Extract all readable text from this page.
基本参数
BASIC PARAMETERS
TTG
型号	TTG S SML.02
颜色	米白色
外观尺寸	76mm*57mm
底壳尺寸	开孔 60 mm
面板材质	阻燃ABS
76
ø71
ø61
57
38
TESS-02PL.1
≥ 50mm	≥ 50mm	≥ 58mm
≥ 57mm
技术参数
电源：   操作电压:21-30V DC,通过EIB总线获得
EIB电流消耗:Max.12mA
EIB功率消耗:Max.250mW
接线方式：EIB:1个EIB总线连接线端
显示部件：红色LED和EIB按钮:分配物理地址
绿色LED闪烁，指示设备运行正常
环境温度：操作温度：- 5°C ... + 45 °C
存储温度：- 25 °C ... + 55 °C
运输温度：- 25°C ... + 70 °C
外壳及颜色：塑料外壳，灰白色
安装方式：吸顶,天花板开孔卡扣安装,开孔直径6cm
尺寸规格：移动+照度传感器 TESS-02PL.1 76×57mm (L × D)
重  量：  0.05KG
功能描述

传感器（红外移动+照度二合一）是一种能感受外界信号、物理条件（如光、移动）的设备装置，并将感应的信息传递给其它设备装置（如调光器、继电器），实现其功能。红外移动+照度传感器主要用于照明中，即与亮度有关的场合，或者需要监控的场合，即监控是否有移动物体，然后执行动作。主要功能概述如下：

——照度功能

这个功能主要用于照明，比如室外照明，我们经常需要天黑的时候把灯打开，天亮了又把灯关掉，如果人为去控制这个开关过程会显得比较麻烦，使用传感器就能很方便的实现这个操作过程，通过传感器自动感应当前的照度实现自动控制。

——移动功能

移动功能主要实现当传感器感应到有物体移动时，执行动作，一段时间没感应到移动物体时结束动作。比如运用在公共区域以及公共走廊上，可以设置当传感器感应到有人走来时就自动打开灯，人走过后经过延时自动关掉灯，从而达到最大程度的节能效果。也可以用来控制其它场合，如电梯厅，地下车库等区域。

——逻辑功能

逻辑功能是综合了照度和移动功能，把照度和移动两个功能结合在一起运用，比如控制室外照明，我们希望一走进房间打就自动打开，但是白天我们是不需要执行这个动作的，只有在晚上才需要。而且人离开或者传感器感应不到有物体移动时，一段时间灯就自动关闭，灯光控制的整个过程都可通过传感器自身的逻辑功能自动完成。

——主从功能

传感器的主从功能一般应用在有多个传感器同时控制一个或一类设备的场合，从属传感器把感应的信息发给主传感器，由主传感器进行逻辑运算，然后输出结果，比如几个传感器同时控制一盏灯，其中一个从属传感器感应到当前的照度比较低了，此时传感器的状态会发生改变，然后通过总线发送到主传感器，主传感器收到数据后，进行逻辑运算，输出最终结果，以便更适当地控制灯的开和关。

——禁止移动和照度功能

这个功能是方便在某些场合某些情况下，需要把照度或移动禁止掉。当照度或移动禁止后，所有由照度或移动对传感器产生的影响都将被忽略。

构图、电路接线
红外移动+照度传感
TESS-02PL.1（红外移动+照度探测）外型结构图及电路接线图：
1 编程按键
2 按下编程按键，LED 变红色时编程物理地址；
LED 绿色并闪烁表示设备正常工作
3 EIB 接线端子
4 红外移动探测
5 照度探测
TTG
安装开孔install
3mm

★ ★ ★ ★ ★

WRITTEN REQUEST | The records above must be repeated exactly, every one of them.

CORRECT RESPONSE |
Extract all readable text from this page.
基本参数
BASIC PARAMETERS
TTG
型号	TTG S SML.02
颜色	米白色
外观尺寸	76mm*57mm
底壳尺寸	开孔 60 mm
面板材质	阻燃ABS
76
ø71
ø61
57
38
TESS-02PL.1
≥ 50mm	≥ 50mm	≥ 58mm
≥ 57mm
技术参数
电源：   操作电压:21-30V DC,通过EIB总线获得
EIB电流消耗:Max.12mA
EIB功率消耗:Max.250mW
接线方式：EIB:1个EIB总线连接线端
显示部件：红色LED和EIB按钮:分配物理地址
绿色LED闪烁，指示设备运行正常
环境温度：操作温度：- 5°C ... + 45 °C
存储温度：- 25 °C ... + 55 °C
运输温度：- 25°C ... + 70 °C
外壳及颜色：塑料外壳，灰白色
安装方式：吸顶,天花板开孔卡扣安装,开孔直径6cm
尺寸规格：移动+照度传感器 TESS-02PL.1 76×57mm (L × D)
重  量：  0.05KG
功能描述

传感器（红外移动+照度二合一）是一种能感受外界信号、物理条件（如光、移动）的设备装置，并将感应的信息传递给其它设备装置（如调光器、继电器），实现其功能。红外移动+照度传感器主要用于照明中，即与亮度有关的场合，或者需要监控的场合，即监控是否有移动物体，然后执行动作。主要功能概述如下：

——照度功能

这个功能主要用于照明，比如室外照明，我们经常需要天黑的时候把灯打开，天亮了又把灯关掉，如果人为去控制这个开关过程会显得比较麻烦，使用传感器就能很方便的实现这个操作过程，通过传感器自动感应当前的照度实现自动控制。

——移动功能

移动功能主要实现当传感器感应到有物体移动时，执行动作，一段时间没感应到移动物体时结束动作。比如运用在公共区域以及公共走廊上，可以设置当传感器感应到有人走来时就自动打开灯，人走过后经过延时自动关掉灯，从而达到最大程度的节能效果。也可以用来控制其它场合，如电梯厅，地下车库等区域。

——逻辑功能

逻辑功能是综合了照度和移动功能，把照度和移动两个功能结合在一起运用，比如控制室外照明，我们希望一走进房间打就自动打开，但是白天我们是不需要执行这个动作的，只有在晚上才需要。而且人离开或者传感器感应不到有物体移动时，一段时间灯就自动关闭，灯光控制的整个过程都可通过传感器自身的逻辑功能自动完成。

——主从功能

传感器的主从功能一般应用在有多个传感器同时控制一个或一类设备的场合，从属传感器把感应的信息发给主传感器，由主传感器进行逻辑运算，然后输出结果，比如几个传感器同时控制一盏灯，其中一个从属传感器感应到当前的照度比较低了，此时传感器的状态会发生改变，然后通过总线发送到主传感器，主传感器收到数据后，进行逻辑运算，输出最终结果，以便更适当地控制灯的开和关。

——禁止移动和照度功能

这个功能是方便在某些场合某些情况下，需要把照度或移动禁止掉。当照度或移动禁止后，所有由照度或移动对传感器产生的影响都将被忽略。

构图、电路接线
红外移动+照度传感
TESS-02PL.1（红外移动+照度探测）外型结构图及电路接线图：
1 编程按键
2 按下编程按键，LED 变红色时编程物理地址；
LED 绿色并闪烁表示设备正常工作
3 EIB 接线端子
4 红外移动探测
5 照度探测
TTG
安装开孔install
3mm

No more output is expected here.